> Directions:
Extract each record and reproduce it exactly.

#####

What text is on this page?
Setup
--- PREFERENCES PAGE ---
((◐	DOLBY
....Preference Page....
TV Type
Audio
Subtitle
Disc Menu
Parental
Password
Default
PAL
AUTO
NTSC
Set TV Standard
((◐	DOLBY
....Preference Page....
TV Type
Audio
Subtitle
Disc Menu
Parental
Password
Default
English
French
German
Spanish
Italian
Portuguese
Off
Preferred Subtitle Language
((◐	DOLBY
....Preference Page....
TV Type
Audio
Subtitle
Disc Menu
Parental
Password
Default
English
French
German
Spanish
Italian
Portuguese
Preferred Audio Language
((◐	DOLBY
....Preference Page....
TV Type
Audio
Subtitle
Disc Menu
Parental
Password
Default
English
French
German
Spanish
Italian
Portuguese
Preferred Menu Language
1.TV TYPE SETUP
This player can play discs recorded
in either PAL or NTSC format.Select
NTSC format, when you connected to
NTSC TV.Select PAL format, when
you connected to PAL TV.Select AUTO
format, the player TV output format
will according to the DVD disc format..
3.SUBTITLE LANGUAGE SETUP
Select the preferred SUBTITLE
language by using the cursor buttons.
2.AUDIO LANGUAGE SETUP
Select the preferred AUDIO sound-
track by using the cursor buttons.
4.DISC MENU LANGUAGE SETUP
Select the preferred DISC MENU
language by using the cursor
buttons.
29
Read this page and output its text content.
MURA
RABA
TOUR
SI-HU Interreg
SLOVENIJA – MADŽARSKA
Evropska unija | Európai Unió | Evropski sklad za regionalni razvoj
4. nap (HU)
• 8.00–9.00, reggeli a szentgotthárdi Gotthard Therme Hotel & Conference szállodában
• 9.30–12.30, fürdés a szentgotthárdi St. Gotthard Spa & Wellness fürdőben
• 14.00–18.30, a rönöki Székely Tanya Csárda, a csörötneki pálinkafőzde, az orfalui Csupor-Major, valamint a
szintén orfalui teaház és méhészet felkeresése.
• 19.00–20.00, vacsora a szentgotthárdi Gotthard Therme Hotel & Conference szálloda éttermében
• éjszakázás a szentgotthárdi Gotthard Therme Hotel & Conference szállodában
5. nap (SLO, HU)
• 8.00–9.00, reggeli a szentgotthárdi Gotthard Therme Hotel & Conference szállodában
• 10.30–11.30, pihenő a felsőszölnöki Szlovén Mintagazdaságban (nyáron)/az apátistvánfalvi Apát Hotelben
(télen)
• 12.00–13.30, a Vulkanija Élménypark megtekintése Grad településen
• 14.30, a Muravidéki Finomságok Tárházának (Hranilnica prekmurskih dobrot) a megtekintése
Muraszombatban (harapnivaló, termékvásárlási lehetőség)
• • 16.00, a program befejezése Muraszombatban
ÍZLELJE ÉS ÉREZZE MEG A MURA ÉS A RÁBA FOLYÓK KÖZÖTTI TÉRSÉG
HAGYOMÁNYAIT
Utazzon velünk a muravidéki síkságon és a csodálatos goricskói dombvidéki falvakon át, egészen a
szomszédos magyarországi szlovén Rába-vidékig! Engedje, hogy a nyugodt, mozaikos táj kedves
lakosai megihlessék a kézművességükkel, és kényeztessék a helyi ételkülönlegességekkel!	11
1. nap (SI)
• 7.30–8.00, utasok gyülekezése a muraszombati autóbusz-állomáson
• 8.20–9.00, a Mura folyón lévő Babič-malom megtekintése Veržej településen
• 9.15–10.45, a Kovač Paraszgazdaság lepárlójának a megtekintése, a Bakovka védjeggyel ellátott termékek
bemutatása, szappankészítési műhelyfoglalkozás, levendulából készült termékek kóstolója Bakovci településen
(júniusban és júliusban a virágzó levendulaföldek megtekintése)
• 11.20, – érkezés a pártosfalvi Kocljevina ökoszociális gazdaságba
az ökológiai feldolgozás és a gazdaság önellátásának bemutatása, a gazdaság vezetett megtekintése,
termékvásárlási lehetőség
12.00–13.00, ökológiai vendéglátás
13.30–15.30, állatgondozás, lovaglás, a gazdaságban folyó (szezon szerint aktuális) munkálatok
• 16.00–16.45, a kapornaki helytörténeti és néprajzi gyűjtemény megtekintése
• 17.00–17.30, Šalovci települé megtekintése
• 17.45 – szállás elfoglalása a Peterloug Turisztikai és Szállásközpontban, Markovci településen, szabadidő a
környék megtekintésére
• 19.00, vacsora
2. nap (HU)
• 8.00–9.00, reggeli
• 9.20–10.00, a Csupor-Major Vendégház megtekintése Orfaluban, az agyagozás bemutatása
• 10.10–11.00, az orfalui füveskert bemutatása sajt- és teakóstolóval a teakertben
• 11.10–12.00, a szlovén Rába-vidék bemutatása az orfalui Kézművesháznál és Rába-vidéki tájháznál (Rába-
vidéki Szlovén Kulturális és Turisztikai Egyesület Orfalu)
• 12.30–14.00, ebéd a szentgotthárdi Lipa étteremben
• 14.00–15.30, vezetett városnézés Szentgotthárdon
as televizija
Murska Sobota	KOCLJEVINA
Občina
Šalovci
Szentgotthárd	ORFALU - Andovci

#####

> Written response:
What text is on this page?
Setup
--- PREFERENCES PAGE ---
((◐	DOLBY
....Preference Page....
TV Type
Audio
Subtitle
Disc Menu
Parental
Password
Default
PAL
AUTO
NTSC
Set TV Standard
((◐	DOLBY
....Preference Page....
TV Type
Audio
Subtitle
Disc Menu
Parental
Password
Default
English
French
German
Spanish
Italian
Portuguese
Off
Preferred Subtitle Language
((◐	DOLBY
....Preference Page....
TV Type
Audio
Subtitle
Disc Menu
Parental
Password
Default
English
French
German
Spanish
Italian
Portuguese
Preferred Audio Language
((◐	DOLBY
....Preference Page....
TV Type
Audio
Subtitle
Disc Menu
Parental
Password
Default
English
French
German
Spanish
Italian
Portuguese
Preferred Menu Language
1.TV TYPE SETUP
This player can play discs recorded
in either PAL or NTSC format.Select
NTSC format, when you connected to
NTSC TV.Select PAL format, when
you connected to PAL TV.Select AUTO
format, the player TV output format
will according to the DVD disc format..
3.SUBTITLE LANGUAGE SETUP
Select the preferred SUBTITLE
language by using the cursor buttons.
2.AUDIO LANGUAGE SETUP
Select the preferred AUDIO sound-
track by using the cursor buttons.
4.DISC MENU LANGUAGE SETUP
Select the preferred DISC MENU
language by using the cursor
buttons.
29
Read this page and output its text content.
MURA
RABA
TOUR
SI-HU Interreg
SLOVENIJA – MADŽARSKA
Evropska unija | Európai Unió | Evropski sklad za regionalni razvoj
4. nap (HU)
• 8.00–9.00, reggeli a szentgotthárdi Gotthard Therme Hotel & Conference szállodában
• 9.30–12.30, fürdés a szentgotthárdi St. Gotthard Spa & Wellness fürdőben
• 14.00–18.30, a rönöki Székely Tanya Csárda, a csörötneki pálinkafőzde, az orfalui Csupor-Major, valamint a
szintén orfalui teaház és méhészet felkeresése.
• 19.00–20.00, vacsora a szentgotthárdi Gotthard Therme Hotel & Conference szálloda éttermében
• éjszakázás a szentgotthárdi Gotthard Therme Hotel & Conference szállodában
5. nap (SLO, HU)
• 8.00–9.00, reggeli a szentgotthárdi Gotthard Therme Hotel & Conference szállodában
• 10.30–11.30, pihenő a felsőszölnöki Szlovén Mintagazdaságban (nyáron)/az apátistvánfalvi Apát Hotelben
(télen)
• 12.00–13.30, a Vulkanija Élménypark megtekintése Grad településen
• 14.30, a Muravidéki Finomságok Tárházának (Hranilnica prekmurskih dobrot) a megtekintése
Muraszombatban (harapnivaló, termékvásárlási lehetőség)
• • 16.00, a program befejezése Muraszombatban
ÍZLELJE ÉS ÉREZZE MEG A MURA ÉS A RÁBA FOLYÓK KÖZÖTTI TÉRSÉG
HAGYOMÁNYAIT
Utazzon velünk a muravidéki síkságon és a csodálatos goricskói dombvidéki falvakon át, egészen a
szomszédos magyarországi szlovén Rába-vidékig! Engedje, hogy a nyugodt, mozaikos táj kedves
lakosai megihlessék a kézművességükkel, és kényeztessék a helyi ételkülönlegességekkel!	11
1. nap (SI)
• 7.30–8.00, utasok gyülekezése a muraszombati autóbusz-állomáson
• 8.20–9.00, a Mura folyón lévő Babič-malom megtekintése Veržej településen
• 9.15–10.45, a Kovač Paraszgazdaság lepárlójának a megtekintése, a Bakovka védjeggyel ellátott termékek
bemutatása, szappankészítési műhelyfoglalkozás, levendulából készült termékek kóstolója Bakovci településen
(júniusban és júliusban a virágzó levendulaföldek megtekintése)
• 11.20, – érkezés a pártosfalvi Kocljevina ökoszociális gazdaságba
az ökológiai feldolgozás és a gazdaság önellátásának bemutatása, a gazdaság vezetett megtekintése,
termékvásárlási lehetőség
12.00–13.00, ökológiai vendéglátás
13.30–15.30, állatgondozás, lovaglás, a gazdaságban folyó (szezon szerint aktuális) munkálatok
• 16.00–16.45, a kapornaki helytörténeti és néprajzi gyűjtemény megtekintése
• 17.00–17.30, Šalovci települé megtekintése
• 17.45 – szállás elfoglalása a Peterloug Turisztikai és Szállásközpontban, Markovci településen, szabadidő a
környék megtekintésére
• 19.00, vacsora
2. nap (HU)
• 8.00–9.00, reggeli
• 9.20–10.00, a Csupor-Major Vendégház megtekintése Orfaluban, az agyagozás bemutatása
• 10.10–11.00, az orfalui füveskert bemutatása sajt- és teakóstolóval a teakertben
• 11.10–12.00, a szlovén Rába-vidék bemutatása az orfalui Kézművesháznál és Rába-vidéki tájháznál (Rába-
vidéki Szlovén Kulturális és Turisztikai Egyesület Orfalu)
• 12.30–14.00, ebéd a szentgotthárdi Lipa étteremben
• 14.00–15.30, vezetett városnézés Szentgotthárdon
as televizija
Murska Sobota	KOCLJEVINA
Občina
Šalovci
Szentgotthárd	ORFALU - Andovci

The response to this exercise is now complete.